◆ **TASK TO COMPLETE**
Give the listing again character for character, but drop the images.

◆ **RECORDS SUPPLIED**
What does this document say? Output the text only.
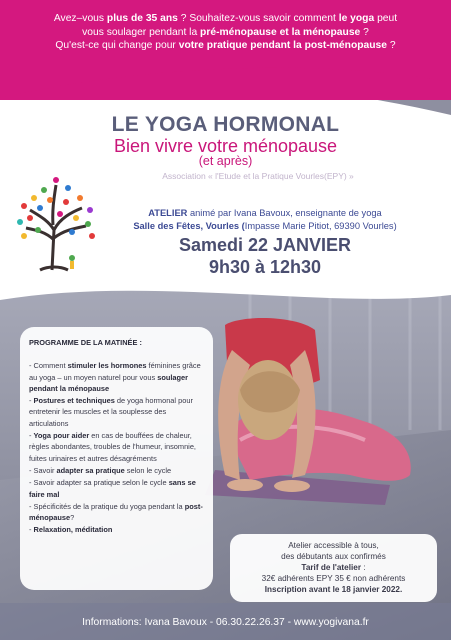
Avez–vous plus de 35 ans ? Souhaitez-vous savoir comment le yoga peut
vous soulager pendant la pré-ménopause et la ménopause ?
Qu'est-ce qui change pour votre pratique pendant la post-ménopause ?
LE YOGA HORMONAL
Bien vivre votre ménopause
(et après)
Association « l'Etude et la Pratique Vourles(EPY) »
ATELIER animé par Ivana Bavoux, enseignante de yoga
Salle des Fêtes, Vourles (Impasse Marie Pitiot, 69390 Vourles)
Samedi 22 JANVIER
9h30 à 12h30
PROGRAMME DE LA MATINÉE :
- Comment stimuler les hormones féminines grâce au yoga – un moyen naturel pour vous soulager pendant la ménopause
- Postures et techniques de yoga hormonal pour entretenir les muscles et la souplesse des articulations
- Yoga pour aider en cas de bouffées de chaleur, règles abondantes, troubles de l'humeur, insomnie, fuites urinaires et autres désagréments
- Savoir adapter sa pratique selon le cycle
- Savoir adapter sa pratique selon le cycle sans se faire mal
- Spécificités de la pratique du yoga pendant la post-ménopause?
- Relaxation, méditation
Atelier accessible à tous,
des débutants aux confirmés
Tarif de l'atelier :
32€ adhérents EPY 35 € non adhérents
Inscription avant le 18 janvier 2022.
Informations: Ivana Bavoux - 06.30.22.26.37 - www.yogivana.fr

◆ **ANSWER FOR THIS EXERCISE**
What does this document say? Output the text only.
Avez–vous plus de 35 ans ? Souhaitez-vous savoir comment le yoga peut
vous soulager pendant la pré-ménopause et la ménopause ?
Qu'est-ce qui change pour votre pratique pendant la post-ménopause ?
LE YOGA HORMONAL
Bien vivre votre ménopause
(et après)
Association « l'Etude et la Pratique Vourles(EPY) »
ATELIER animé par Ivana Bavoux, enseignante de yoga
Salle des Fêtes, Vourles (Impasse Marie Pitiot, 69390 Vourles)
Samedi 22 JANVIER
9h30 à 12h30
PROGRAMME DE LA MATINÉE :
- Comment stimuler les hormones féminines grâce au yoga – un moyen naturel pour vous soulager pendant la ménopause
- Postures et techniques de yoga hormonal pour entretenir les muscles et la souplesse des articulations
- Yoga pour aider en cas de bouffées de chaleur, règles abondantes, troubles de l'humeur, insomnie, fuites urinaires et autres désagréments
- Savoir adapter sa pratique selon le cycle
- Savoir adapter sa pratique selon le cycle sans se faire mal
- Spécificités de la pratique du yoga pendant la post-ménopause?
- Relaxation, méditation
Atelier accessible à tous,
des débutants aux confirmés
Tarif de l'atelier :
32€ adhérents EPY 35 € non adhérents
Inscription avant le 18 janvier 2022.
Informations: Ivana Bavoux - 06.30.22.26.37 - www.yogivana.fr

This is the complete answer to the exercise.